## WHAT THE TASK REQUIRES
Reproduce the entries exactly.

## RAW RECORDS
------------
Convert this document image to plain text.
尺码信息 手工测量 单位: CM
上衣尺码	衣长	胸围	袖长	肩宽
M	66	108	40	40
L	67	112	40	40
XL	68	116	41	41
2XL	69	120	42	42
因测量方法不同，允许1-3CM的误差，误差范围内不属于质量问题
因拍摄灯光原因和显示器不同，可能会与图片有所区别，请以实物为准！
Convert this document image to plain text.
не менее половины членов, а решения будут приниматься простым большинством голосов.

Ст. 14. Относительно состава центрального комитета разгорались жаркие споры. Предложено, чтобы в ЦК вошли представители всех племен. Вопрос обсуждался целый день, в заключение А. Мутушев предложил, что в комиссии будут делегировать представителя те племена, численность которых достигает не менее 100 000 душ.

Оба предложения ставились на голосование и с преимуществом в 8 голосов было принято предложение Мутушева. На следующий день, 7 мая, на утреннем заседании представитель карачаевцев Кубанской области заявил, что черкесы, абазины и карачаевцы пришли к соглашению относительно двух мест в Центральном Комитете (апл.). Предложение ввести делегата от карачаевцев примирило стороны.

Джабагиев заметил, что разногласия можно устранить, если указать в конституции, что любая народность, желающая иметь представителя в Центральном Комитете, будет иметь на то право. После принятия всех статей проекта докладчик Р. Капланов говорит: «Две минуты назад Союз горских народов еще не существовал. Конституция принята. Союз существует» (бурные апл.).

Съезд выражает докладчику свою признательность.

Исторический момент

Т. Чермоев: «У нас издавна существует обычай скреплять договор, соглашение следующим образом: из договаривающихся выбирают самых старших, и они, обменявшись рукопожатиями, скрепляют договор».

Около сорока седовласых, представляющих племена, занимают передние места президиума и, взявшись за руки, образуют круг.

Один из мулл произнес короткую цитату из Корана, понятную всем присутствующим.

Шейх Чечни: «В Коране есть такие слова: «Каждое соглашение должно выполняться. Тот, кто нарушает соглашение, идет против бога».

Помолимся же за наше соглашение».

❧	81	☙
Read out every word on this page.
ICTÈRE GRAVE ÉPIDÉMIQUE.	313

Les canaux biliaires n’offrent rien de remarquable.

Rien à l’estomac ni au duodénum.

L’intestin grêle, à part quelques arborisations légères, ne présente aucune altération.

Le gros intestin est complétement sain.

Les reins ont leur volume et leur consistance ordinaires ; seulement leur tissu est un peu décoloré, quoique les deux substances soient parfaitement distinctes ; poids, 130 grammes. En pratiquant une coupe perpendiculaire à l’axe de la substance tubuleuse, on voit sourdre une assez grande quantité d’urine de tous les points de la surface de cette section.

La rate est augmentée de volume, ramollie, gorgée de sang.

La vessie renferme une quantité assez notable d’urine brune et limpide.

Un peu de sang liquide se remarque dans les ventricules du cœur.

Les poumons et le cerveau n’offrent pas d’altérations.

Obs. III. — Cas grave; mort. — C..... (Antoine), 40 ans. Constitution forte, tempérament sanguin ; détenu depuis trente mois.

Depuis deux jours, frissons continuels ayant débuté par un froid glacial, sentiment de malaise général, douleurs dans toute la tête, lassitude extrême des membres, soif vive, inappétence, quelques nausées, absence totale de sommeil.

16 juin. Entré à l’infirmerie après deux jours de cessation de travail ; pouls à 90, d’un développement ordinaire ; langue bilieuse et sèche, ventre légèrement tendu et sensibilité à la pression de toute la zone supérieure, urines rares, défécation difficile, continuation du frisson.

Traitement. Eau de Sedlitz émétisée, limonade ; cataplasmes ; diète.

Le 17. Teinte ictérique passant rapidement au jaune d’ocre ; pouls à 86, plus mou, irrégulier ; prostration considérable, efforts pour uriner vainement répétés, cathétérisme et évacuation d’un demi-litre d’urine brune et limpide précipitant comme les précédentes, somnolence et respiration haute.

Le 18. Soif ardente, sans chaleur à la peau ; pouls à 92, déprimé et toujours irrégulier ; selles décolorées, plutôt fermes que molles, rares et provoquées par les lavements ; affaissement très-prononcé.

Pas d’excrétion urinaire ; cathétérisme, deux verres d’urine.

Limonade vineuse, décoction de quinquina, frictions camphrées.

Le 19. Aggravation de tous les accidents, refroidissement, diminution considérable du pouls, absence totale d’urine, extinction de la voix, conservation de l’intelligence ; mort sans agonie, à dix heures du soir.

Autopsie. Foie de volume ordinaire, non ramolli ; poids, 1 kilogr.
------------
## EXERCISE SOLUTION
Convert this document image to plain text.
尺码信息 手工测量 单位: CM
上衣尺码	衣长	胸围	袖长	肩宽
M	66	108	40	40
L	67	112	40	40
XL	68	116	41	41
2XL	69	120	42	42
因测量方法不同，允许1-3CM的误差，误差范围内不属于质量问题
因拍摄灯光原因和显示器不同，可能会与图片有所区别，请以实物为准！
Convert this document image to plain text.
не менее половины членов, а решения будут приниматься простым большинством голосов.

Ст. 14. Относительно состава центрального комитета разгорались жаркие споры. Предложено, чтобы в ЦК вошли представители всех племен. Вопрос обсуждался целый день, в заключение А. Мутушев предложил, что в комиссии будут делегировать представителя те племена, численность которых достигает не менее 100 000 душ.

Оба предложения ставились на голосование и с преимуществом в 8 голосов было принято предложение Мутушева. На следующий день, 7 мая, на утреннем заседании представитель карачаевцев Кубанской области заявил, что черкесы, абазины и карачаевцы пришли к соглашению относительно двух мест в Центральном Комитете (апл.). Предложение ввести делегата от карачаевцев примирило стороны.

Джабагиев заметил, что разногласия можно устранить, если указать в конституции, что любая народность, желающая иметь представителя в Центральном Комитете, будет иметь на то право. После принятия всех статей проекта докладчик Р. Капланов говорит: «Две минуты назад Союз горских народов еще не существовал. Конституция принята. Союз существует» (бурные апл.).

Съезд выражает докладчику свою признательность.

Исторический момент

Т. Чермоев: «У нас издавна существует обычай скреплять договор, соглашение следующим образом: из договаривающихся выбирают самых старших, и они, обменявшись рукопожатиями, скрепляют договор».

Около сорока седовласых, представляющих племена, занимают передние места президиума и, взявшись за руки, образуют круг.

Один из мулл произнес короткую цитату из Корана, понятную всем присутствующим.

Шейх Чечни: «В Коране есть такие слова: «Каждое соглашение должно выполняться. Тот, кто нарушает соглашение, идет против бога».

Помолимся же за наше соглашение».

❧	81	☙
Read out every word on this page.
ICTÈRE GRAVE ÉPIDÉMIQUE.	313

Les canaux biliaires n’offrent rien de remarquable.

Rien à l’estomac ni au duodénum.

L’intestin grêle, à part quelques arborisations légères, ne présente aucune altération.

Le gros intestin est complétement sain.

Les reins ont leur volume et leur consistance ordinaires ; seulement leur tissu est un peu décoloré, quoique les deux substances soient parfaitement distinctes ; poids, 130 grammes. En pratiquant une coupe perpendiculaire à l’axe de la substance tubuleuse, on voit sourdre une assez grande quantité d’urine de tous les points de la surface de cette section.

La rate est augmentée de volume, ramollie, gorgée de sang.

La vessie renferme une quantité assez notable d’urine brune et limpide.

Un peu de sang liquide se remarque dans les ventricules du cœur.

Les poumons et le cerveau n’offrent pas d’altérations.

Obs. III. — Cas grave; mort. — C..... (Antoine), 40 ans. Constitution forte, tempérament sanguin ; détenu depuis trente mois.

Depuis deux jours, frissons continuels ayant débuté par un froid glacial, sentiment de malaise général, douleurs dans toute la tête, lassitude extrême des membres, soif vive, inappétence, quelques nausées, absence totale de sommeil.

16 juin. Entré à l’infirmerie après deux jours de cessation de travail ; pouls à 90, d’un développement ordinaire ; langue bilieuse et sèche, ventre légèrement tendu et sensibilité à la pression de toute la zone supérieure, urines rares, défécation difficile, continuation du frisson.

Traitement. Eau de Sedlitz émétisée, limonade ; cataplasmes ; diète.

Le 17. Teinte ictérique passant rapidement au jaune d’ocre ; pouls à 86, plus mou, irrégulier ; prostration considérable, efforts pour uriner vainement répétés, cathétérisme et évacuation d’un demi-litre d’urine brune et limpide précipitant comme les précédentes, somnolence et respiration haute.

Le 18. Soif ardente, sans chaleur à la peau ; pouls à 92, déprimé et toujours irrégulier ; selles décolorées, plutôt fermes que molles, rares et provoquées par les lavements ; affaissement très-prononcé.

Pas d’excrétion urinaire ; cathétérisme, deux verres d’urine.

Limonade vineuse, décoction de quinquina, frictions camphrées.

Le 19. Aggravation de tous les accidents, refroidissement, diminution considérable du pouls, absence totale d’urine, extinction de la voix, conservation de l’intelligence ; mort sans agonie, à dix heures du soir.

Autopsie. Foie de volume ordinaire, non ramolli ; poids, 1 kilogr.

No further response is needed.